--- BEGIN Task data ---

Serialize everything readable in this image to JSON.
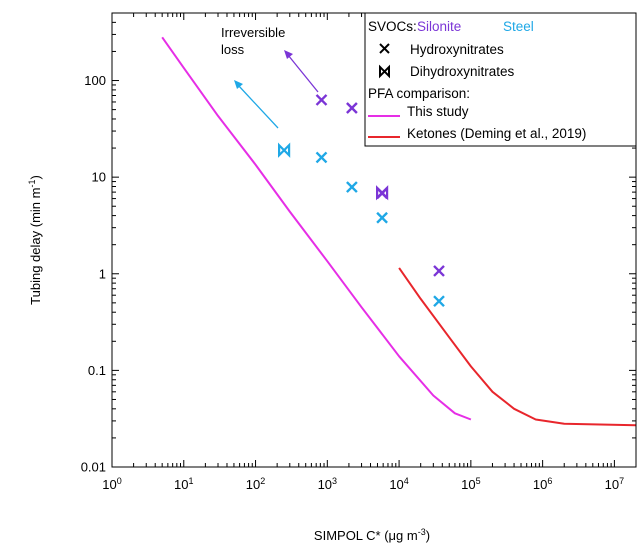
{
  "chart_data": {
    "type": "scatter",
    "xlabel": "SIMPOL C* (μg m",
    "xlabel_sup": "-3",
    "xlabel_end": ")",
    "ylabel": "Tubing delay (min m",
    "ylabel_sup": "-1",
    "ylabel_end": ")",
    "xscale": "log",
    "yscale": "log",
    "xlim": [
      1,
      20000000
    ],
    "ylim": [
      0.01,
      500
    ],
    "x_ticks": [
      {
        "value": 1,
        "base": "10",
        "exp": "0"
      },
      {
        "value": 10,
        "base": "10",
        "exp": "1"
      },
      {
        "value": 100,
        "base": "10",
        "exp": "2"
      },
      {
        "value": 1000,
        "base": "10",
        "exp": "3"
      },
      {
        "value": 10000,
        "base": "10",
        "exp": "4"
      },
      {
        "value": 100000,
        "base": "10",
        "exp": "5"
      },
      {
        "value": 1000000,
        "base": "10",
        "exp": "6"
      },
      {
        "value": 10000000,
        "base": "10",
        "exp": "7"
      }
    ],
    "y_ticks": [
      {
        "value": 0.01,
        "label": "0.01"
      },
      {
        "value": 0.1,
        "label": "0.1"
      },
      {
        "value": 1,
        "label": "1"
      },
      {
        "value": 10,
        "label": "10"
      },
      {
        "value": 100,
        "label": "100"
      }
    ],
    "colors": {
      "silonite": "#7b35d6",
      "steel": "#1fa8e6",
      "this_study": "#e62ee6",
      "ketones": "#e8262c"
    },
    "series": [
      {
        "name": "Silonite",
        "kind": "Hydroxynitrates",
        "marker": "x",
        "color": "#7b35d6",
        "points": [
          [
            830,
            63
          ],
          [
            2200,
            52
          ],
          [
            5800,
            6.8
          ],
          [
            36000,
            1.07
          ]
        ]
      },
      {
        "name": "Silonite",
        "kind": "Dihydroxynitrates",
        "marker": "bowtie",
        "color": "#7b35d6",
        "points": [
          [
            5800,
            6.9
          ]
        ]
      },
      {
        "name": "Steel",
        "kind": "Hydroxynitrates",
        "marker": "x",
        "color": "#1fa8e6",
        "points": [
          [
            830,
            16
          ],
          [
            2200,
            7.9
          ],
          [
            5800,
            3.8
          ],
          [
            36000,
            0.52
          ]
        ]
      },
      {
        "name": "Steel",
        "kind": "Dihydroxynitrates",
        "marker": "bowtie",
        "color": "#1fa8e6",
        "points": [
          [
            250,
            19
          ]
        ]
      },
      {
        "name": "This study",
        "kind": "line",
        "color": "#e62ee6",
        "points": [
          [
            5,
            280
          ],
          [
            10,
            135
          ],
          [
            30,
            43
          ],
          [
            100,
            13.5
          ],
          [
            300,
            4.4
          ],
          [
            1000,
            1.35
          ],
          [
            3000,
            0.45
          ],
          [
            10000,
            0.14
          ],
          [
            30000,
            0.055
          ],
          [
            60000,
            0.036
          ],
          [
            100000,
            0.031
          ]
        ]
      },
      {
        "name": "Ketones (Deming et al., 2019)",
        "kind": "line",
        "color": "#e8262c",
        "points": [
          [
            10000,
            1.15
          ],
          [
            20000,
            0.55
          ],
          [
            50000,
            0.22
          ],
          [
            100000,
            0.11
          ],
          [
            200000,
            0.06
          ],
          [
            400000,
            0.04
          ],
          [
            800000,
            0.031
          ],
          [
            2000000,
            0.028
          ],
          [
            20000000,
            0.027
          ]
        ]
      }
    ],
    "legend": {
      "position": "top-right",
      "svocs_label": "SVOCs:",
      "silonite_label": "Silonite",
      "steel_label": "Steel",
      "hydroxy_label": "Hydroxynitrates",
      "dihydroxy_label": "Dihydroxynitrates",
      "pfa_label": "PFA comparison:",
      "this_study_label": "This study",
      "ketones_label": "Ketones (Deming et al., 2019)"
    },
    "annotation": {
      "line1": "Irreversible",
      "line2": "loss"
    }
  }
}
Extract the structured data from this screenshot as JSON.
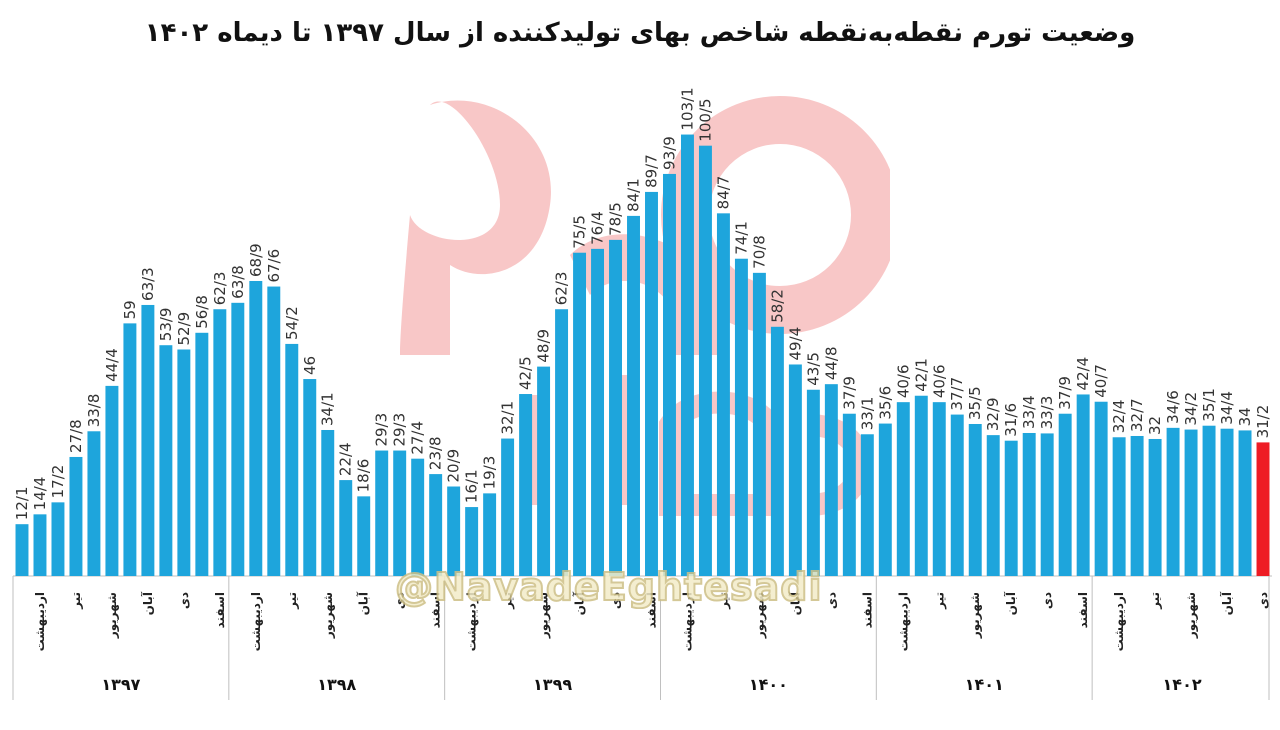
{
  "title": "وضعیت تورم نقطه‌به‌نقطه شاخص بهای تولیدکننده از سال ۱۳۹۷ تا دیماه ۱۴۰۲",
  "watermark": "@NavadeEghtesadi",
  "colors": {
    "bar": "#1ea5dc",
    "highlight": "#ee1c24",
    "grid": "#d9d9d9",
    "logo": "#f39a9a"
  },
  "chart_data": {
    "type": "bar",
    "ylim": [
      0,
      110
    ],
    "values": [
      "12/1",
      "14/4",
      "17/2",
      "27/8",
      "33/8",
      "44/4",
      "59",
      "63/3",
      "53/9",
      "52/9",
      "56/8",
      "62/3",
      "63/8",
      "68/9",
      "67/6",
      "54/2",
      "46",
      "34/1",
      "22/4",
      "18/6",
      "29/3",
      "29/3",
      "27/4",
      "23/8",
      "20/9",
      "16/1",
      "19/3",
      "32/1",
      "42/5",
      "48/9",
      "62/3",
      "75/5",
      "76/4",
      "78/5",
      "84/1",
      "89/7",
      "93/9",
      "103/1",
      "100/5",
      "84/7",
      "74/1",
      "70/8",
      "58/2",
      "49/4",
      "43/5",
      "44/8",
      "37/9",
      "33/1",
      "35/6",
      "40/6",
      "42/1",
      "40/6",
      "37/7",
      "35/5",
      "32/9",
      "31/6",
      "33/4",
      "33/3",
      "37/9",
      "42/4",
      "40/7",
      "32/4",
      "32/7",
      "32",
      "34/6",
      "34/2",
      "35/1",
      "34/4",
      "34",
      "31/2"
    ],
    "highlight_index": 69,
    "month_labels": [
      "",
      "اردیبهشت",
      "",
      "تیر",
      "",
      "شهریور",
      "",
      "آبان",
      "",
      "دی",
      "",
      "اسفند",
      "",
      "اردیبهشت",
      "",
      "تیر",
      "",
      "شهریور",
      "",
      "آبان",
      "",
      "دی",
      "",
      "اسفند",
      "",
      "اردیبهشت",
      "",
      "تیر",
      "",
      "شهریور",
      "",
      "آبان",
      "",
      "دی",
      "",
      "اسفند",
      "",
      "اردیبهشت",
      "",
      "تیر",
      "",
      "شهریور",
      "",
      "آبان",
      "",
      "دی",
      "",
      "اسفند",
      "",
      "اردیبهشت",
      "",
      "تیر",
      "",
      "شهریور",
      "",
      "آبان",
      "",
      "دی",
      "",
      "اسفند",
      "",
      "اردیبهشت",
      "",
      "تیر",
      "",
      "شهریور",
      "",
      "آبان",
      "",
      "دی"
    ],
    "groups": [
      {
        "label": "۱۳۹۷",
        "count": 12
      },
      {
        "label": "۱۳۹۸",
        "count": 12
      },
      {
        "label": "۱۳۹۹",
        "count": 12
      },
      {
        "label": "۱۴۰۰",
        "count": 12
      },
      {
        "label": "۱۴۰۱",
        "count": 12
      },
      {
        "label": "۱۴۰۲",
        "count": 10
      }
    ]
  }
}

--- END Task data ---

:: Work to complete ::
Reproduce all entries exactly. Pictures do not belong in the copy.

:: Output ::
Serialize everything readable in this image to JSON.
{
  "chart_data": {
    "type": "scatter",
    "xlabel": "SIMPOL C* (μg m",
    "xlabel_sup": "-3",
    "xlabel_end": ")",
    "ylabel": "Tubing delay (min m",
    "ylabel_sup": "-1",
    "ylabel_end": ")",
    "xscale": "log",
    "yscale": "log",
    "xlim": [
      1,
      20000000
    ],
    "ylim": [
      0.01,
      500
    ],
    "x_ticks": [
      {
        "value": 1,
        "base": "10",
        "exp": "0"
      },
      {
        "value": 10,
        "base": "10",
        "exp": "1"
      },
      {
        "value": 100,
        "base": "10",
        "exp": "2"
      },
      {
        "value": 1000,
        "base": "10",
        "exp": "3"
      },
      {
        "value": 10000,
        "base": "10",
        "exp": "4"
      },
      {
        "value": 100000,
        "base": "10",
        "exp": "5"
      },
      {
        "value": 1000000,
        "base": "10",
        "exp": "6"
      },
      {
        "value": 10000000,
        "base": "10",
        "exp": "7"
      }
    ],
    "y_ticks": [
      {
        "value": 0.01,
        "label": "0.01"
      },
      {
        "value": 0.1,
        "label": "0.1"
      },
      {
        "value": 1,
        "label": "1"
      },
      {
        "value": 10,
        "label": "10"
      },
      {
        "value": 100,
        "label": "100"
      }
    ],
    "colors": {
      "silonite": "#7b35d6",
      "steel": "#1fa8e6",
      "this_study": "#e62ee6",
      "ketones": "#e8262c"
    },
    "series": [
      {
        "name": "Silonite",
        "kind": "Hydroxynitrates",
        "marker": "x",
        "color": "#7b35d6",
        "points": [
          [
            830,
            63
          ],
          [
            2200,
            52
          ],
          [
            5800,
            6.8
          ],
          [
            36000,
            1.07
          ]
        ]
      },
      {
        "name": "Silonite",
        "kind": "Dihydroxynitrates",
        "marker": "bowtie",
        "color": "#7b35d6",
        "points": [
          [
            5800,
            6.9
          ]
        ]
      },
      {
        "name": "Steel",
        "kind": "Hydroxynitrates",
        "marker": "x",
        "color": "#1fa8e6",
        "points": [
          [
            830,
            16
          ],
          [
            2200,
            7.9
          ],
          [
            5800,
            3.8
          ],
          [
            36000,
            0.52
          ]
        ]
      },
      {
        "name": "Steel",
        "kind": "Dihydroxynitrates",
        "marker": "bowtie",
        "color": "#1fa8e6",
        "points": [
          [
            250,
            19
          ]
        ]
      },
      {
        "name": "This study",
        "kind": "line",
        "color": "#e62ee6",
        "points": [
          [
            5,
            280
          ],
          [
            10,
            135
          ],
          [
            30,
            43
          ],
          [
            100,
            13.5
          ],
          [
            300,
            4.4
          ],
          [
            1000,
            1.35
          ],
          [
            3000,
            0.45
          ],
          [
            10000,
            0.14
          ],
          [
            30000,
            0.055
          ],
          [
            60000,
            0.036
          ],
          [
            100000,
            0.031
          ]
        ]
      },
      {
        "name": "Ketones (Deming et al., 2019)",
        "kind": "line",
        "color": "#e8262c",
        "points": [
          [
            10000,
            1.15
          ],
          [
            20000,
            0.55
          ],
          [
            50000,
            0.22
          ],
          [
            100000,
            0.11
          ],
          [
            200000,
            0.06
          ],
          [
            400000,
            0.04
          ],
          [
            800000,
            0.031
          ],
          [
            2000000,
            0.028
          ],
          [
            20000000,
            0.027
          ]
        ]
      }
    ],
    "legend": {
      "position": "top-right",
      "svocs_label": "SVOCs:",
      "silonite_label": "Silonite",
      "steel_label": "Steel",
      "hydroxy_label": "Hydroxynitrates",
      "dihydroxy_label": "Dihydroxynitrates",
      "pfa_label": "PFA comparison:",
      "this_study_label": "This study",
      "ketones_label": "Ketones (Deming et al., 2019)"
    },
    "annotation": {
      "line1": "Irreversible",
      "line2": "loss"
    }
  }
}
Extract the structured data from this screenshot as JSON.
{
  "title": "وضعیت تورم نقطه‌به‌نقطه شاخص بهای تولیدکننده از سال ۱۳۹۷ تا دیماه ۱۴۰۲",
  "watermark": "@NavadeEghtesadi",
  "colors": {
    "bar": "#1ea5dc",
    "highlight": "#ee1c24",
    "grid": "#d9d9d9",
    "logo": "#f39a9a"
  },
  "chart_data": {
    "type": "bar",
    "ylim": [
      0,
      110
    ],
    "values": [
      "12/1",
      "14/4",
      "17/2",
      "27/8",
      "33/8",
      "44/4",
      "59",
      "63/3",
      "53/9",
      "52/9",
      "56/8",
      "62/3",
      "63/8",
      "68/9",
      "67/6",
      "54/2",
      "46",
      "34/1",
      "22/4",
      "18/6",
      "29/3",
      "29/3",
      "27/4",
      "23/8",
      "20/9",
      "16/1",
      "19/3",
      "32/1",
      "42/5",
      "48/9",
      "62/3",
      "75/5",
      "76/4",
      "78/5",
      "84/1",
      "89/7",
      "93/9",
      "103/1",
      "100/5",
      "84/7",
      "74/1",
      "70/8",
      "58/2",
      "49/4",
      "43/5",
      "44/8",
      "37/9",
      "33/1",
      "35/6",
      "40/6",
      "42/1",
      "40/6",
      "37/7",
      "35/5",
      "32/9",
      "31/6",
      "33/4",
      "33/3",
      "37/9",
      "42/4",
      "40/7",
      "32/4",
      "32/7",
      "32",
      "34/6",
      "34/2",
      "35/1",
      "34/4",
      "34",
      "31/2"
    ],
    "highlight_index": 69,
    "month_labels": [
      "",
      "اردیبهشت",
      "",
      "تیر",
      "",
      "شهریور",
      "",
      "آبان",
      "",
      "دی",
      "",
      "اسفند",
      "",
      "اردیبهشت",
      "",
      "تیر",
      "",
      "شهریور",
      "",
      "آبان",
      "",
      "دی",
      "",
      "اسفند",
      "",
      "اردیبهشت",
      "",
      "تیر",
      "",
      "شهریور",
      "",
      "آبان",
      "",
      "دی",
      "",
      "اسفند",
      "",
      "اردیبهشت",
      "",
      "تیر",
      "",
      "شهریور",
      "",
      "آبان",
      "",
      "دی",
      "",
      "اسفند",
      "",
      "اردیبهشت",
      "",
      "تیر",
      "",
      "شهریور",
      "",
      "آبان",
      "",
      "دی",
      "",
      "اسفند",
      "",
      "اردیبهشت",
      "",
      "تیر",
      "",
      "شهریور",
      "",
      "آبان",
      "",
      "دی"
    ],
    "groups": [
      {
        "label": "۱۳۹۷",
        "count": 12
      },
      {
        "label": "۱۳۹۸",
        "count": 12
      },
      {
        "label": "۱۳۹۹",
        "count": 12
      },
      {
        "label": "۱۴۰۰",
        "count": 12
      },
      {
        "label": "۱۴۰۱",
        "count": 12
      },
      {
        "label": "۱۴۰۲",
        "count": 10
      }
    ]
  }
}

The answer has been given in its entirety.